**PROBLEM DETAILS**
Copy all entries without alteration and skip the pictures they hold.

Start of SUPPLIED MATERIAL

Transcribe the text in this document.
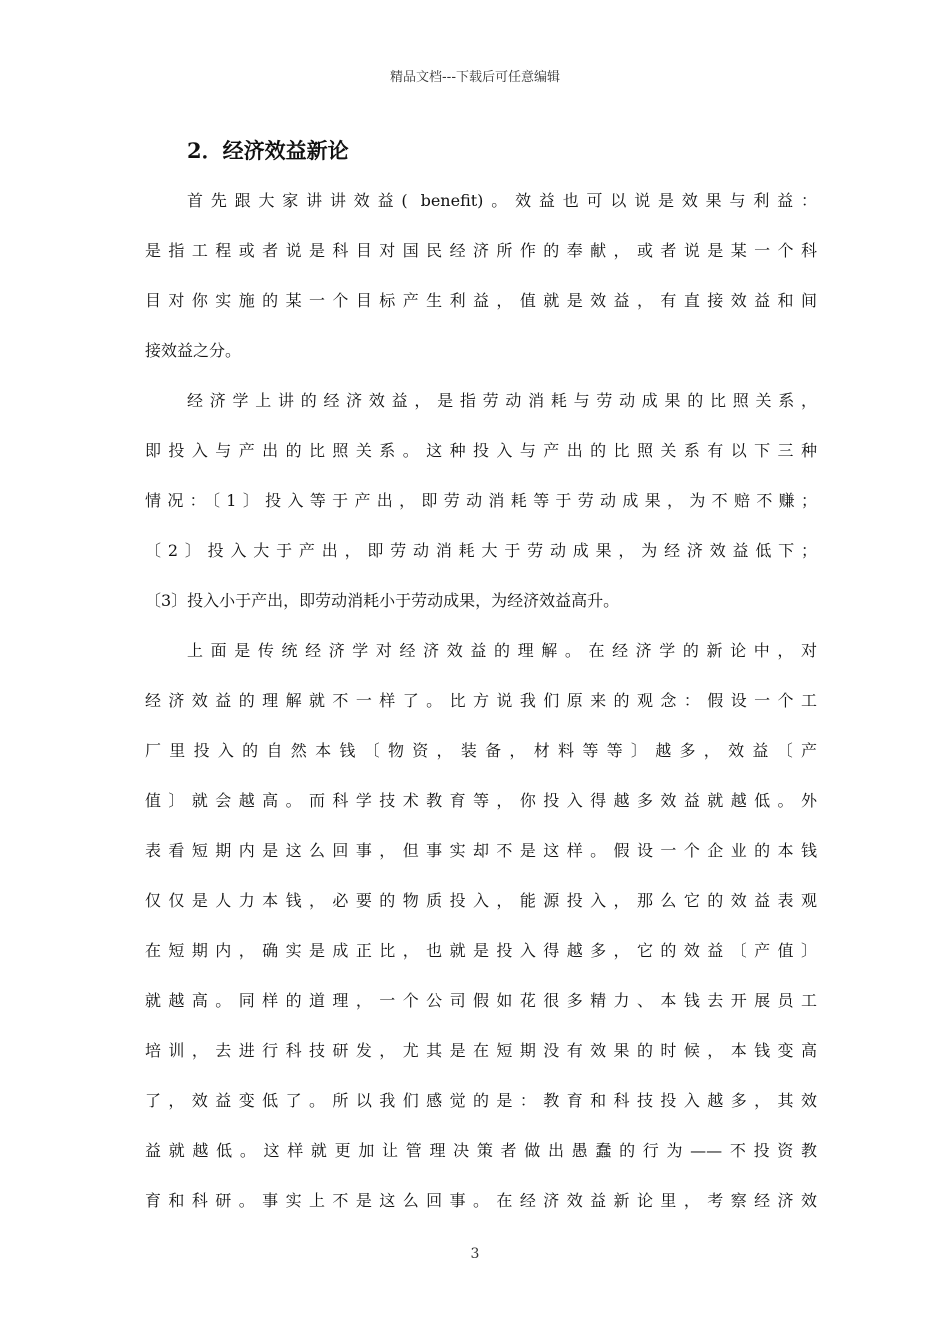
精品文档---下载后可任意编辑
2．经济效益新论
首先跟大家讲讲效益( benefit)。效益也可以说是效果与利益：
是指工程或者说是科目对国民经济所作的奉献，或者说是某一个科
目对你实施的某一个目标产生利益，值就是效益，有直接效益和间
接效益之分。
经济学上讲的经济效益，是指劳动消耗与劳动成果的比照关系，
即投入与产出的比照关系。这种投入与产出的比照关系有以下三种
情况：〔1〕投入等于产出，即劳动消耗等于劳动成果，为不赔不赚；
〔2〕投入大于产出，即劳动消耗大于劳动成果，为经济效益低下；
〔3〕投入小于产出，即劳动消耗小于劳动成果，为经济效益高升。
上面是传统经济学对经济效益的理解。在经济学的新论中，对
经济效益的理解就不一样了。比方说我们原来的观念：假设一个工
厂里投入的自然本钱〔物资，装备，材料等等〕越多，效益〔产
值〕就会越高。而科学技术教育等，你投入得越多效益就越低。外
表看短期内是这么回事，但事实却不是这样。假设一个企业的本钱
仅仅是人力本钱，必要的物质投入，能源投入，那么它的效益表观
在短期内，确实是成正比，也就是投入得越多，它的效益〔产值〕
就越高。同样的道理，一个公司假如花很多精力、本钱去开展员工
培训，去进行科技研发，尤其是在短期没有效果的时候，本钱变高
了，效益变低了。所以我们感觉的是：教育和科技投入越多，其效
益就越低。这样就更加让管理决策者做出愚蠢的行为——不投资教
育和科研。事实上不是这么回事。在经济效益新论里，考察经济效
3
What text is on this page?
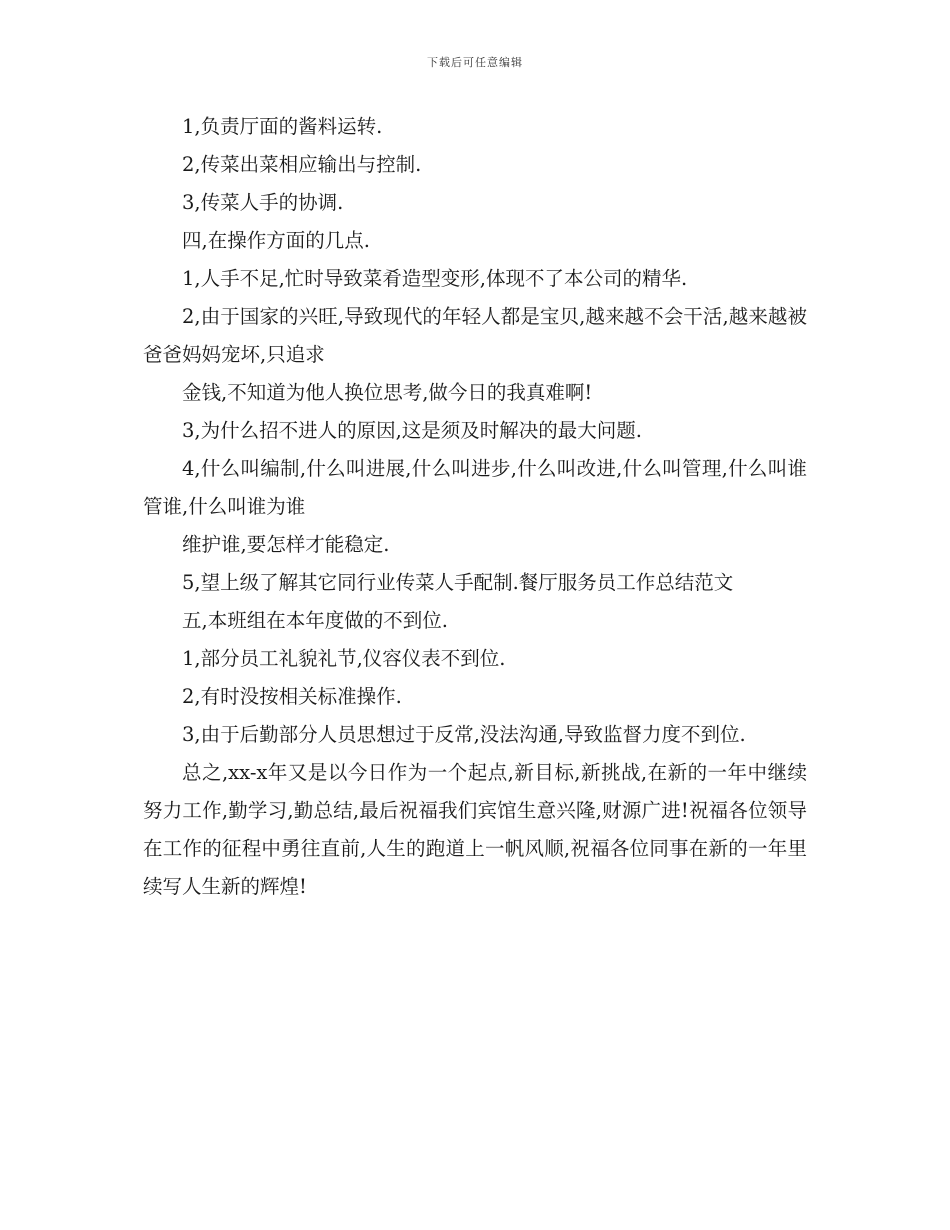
下载后可任意编辑

1,负责厅面的酱料运转.

2,传菜出菜相应输出与控制.

3,传菜人手的协调.

四,在操作方面的几点.

1,人手不足,忙时导致菜肴造型变形,体现不了本公司的精华.

2,由于国家的兴旺,导致现代的年轻人都是宝贝,越来越不会干活,越来越被爸爸妈妈宠坏,只追求

金钱,不知道为他人换位思考,做今日的我真难啊!

3,为什么招不进人的原因,这是须及时解决的最大问题.

4,什么叫编制,什么叫进展,什么叫进步,什么叫改进,什么叫管理,什么叫谁管谁,什么叫谁为谁

维护谁,要怎样才能稳定.

5,望上级了解其它同行业传菜人手配制.餐厅服务员工作总结范文

五,本班组在本年度做的不到位.

1,部分员工礼貌礼节,仪容仪表不到位.

2,有时没按相关标准操作.

3,由于后勤部分人员思想过于反常,没法沟通,导致监督力度不到位.

总之,xx-x年又是以今日作为一个起点,新目标,新挑战,在新的一年中继续努力工作,勤学习,勤总结,最后祝福我们宾馆生意兴隆,财源广进!祝福各位领导在工作的征程中勇往直前,人生的跑道上一帆风顺,祝福各位同事在新的一年里续写人生新的辉煌!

End of SUPPLIED MATERIAL

**SOLUTION FOR THIS PROBLEM**
Transcribe the text in this document.
精品文档---下载后可任意编辑
2．经济效益新论
首先跟大家讲讲效益( benefit)。效益也可以说是效果与利益：
是指工程或者说是科目对国民经济所作的奉献，或者说是某一个科
目对你实施的某一个目标产生利益，值就是效益，有直接效益和间
接效益之分。
经济学上讲的经济效益，是指劳动消耗与劳动成果的比照关系，
即投入与产出的比照关系。这种投入与产出的比照关系有以下三种
情况：〔1〕投入等于产出，即劳动消耗等于劳动成果，为不赔不赚；
〔2〕投入大于产出，即劳动消耗大于劳动成果，为经济效益低下；
〔3〕投入小于产出，即劳动消耗小于劳动成果，为经济效益高升。
上面是传统经济学对经济效益的理解。在经济学的新论中，对
经济效益的理解就不一样了。比方说我们原来的观念：假设一个工
厂里投入的自然本钱〔物资，装备，材料等等〕越多，效益〔产
值〕就会越高。而科学技术教育等，你投入得越多效益就越低。外
表看短期内是这么回事，但事实却不是这样。假设一个企业的本钱
仅仅是人力本钱，必要的物质投入，能源投入，那么它的效益表观
在短期内，确实是成正比，也就是投入得越多，它的效益〔产值〕
就越高。同样的道理，一个公司假如花很多精力、本钱去开展员工
培训，去进行科技研发，尤其是在短期没有效果的时候，本钱变高
了，效益变低了。所以我们感觉的是：教育和科技投入越多，其效
益就越低。这样就更加让管理决策者做出愚蠢的行为——不投资教
育和科研。事实上不是这么回事。在经济效益新论里，考察经济效
3
What text is on this page?
下载后可任意编辑

1,负责厅面的酱料运转.

2,传菜出菜相应输出与控制.

3,传菜人手的协调.

四,在操作方面的几点.

1,人手不足,忙时导致菜肴造型变形,体现不了本公司的精华.

2,由于国家的兴旺,导致现代的年轻人都是宝贝,越来越不会干活,越来越被爸爸妈妈宠坏,只追求

金钱,不知道为他人换位思考,做今日的我真难啊!

3,为什么招不进人的原因,这是须及时解决的最大问题.

4,什么叫编制,什么叫进展,什么叫进步,什么叫改进,什么叫管理,什么叫谁管谁,什么叫谁为谁

维护谁,要怎样才能稳定.

5,望上级了解其它同行业传菜人手配制.餐厅服务员工作总结范文

五,本班组在本年度做的不到位.

1,部分员工礼貌礼节,仪容仪表不到位.

2,有时没按相关标准操作.

3,由于后勤部分人员思想过于反常,没法沟通,导致监督力度不到位.

总之,xx-x年又是以今日作为一个起点,新目标,新挑战,在新的一年中继续努力工作,勤学习,勤总结,最后祝福我们宾馆生意兴隆,财源广进!祝福各位领导在工作的征程中勇往直前,人生的跑道上一帆风顺,祝福各位同事在新的一年里续写人生新的辉煌!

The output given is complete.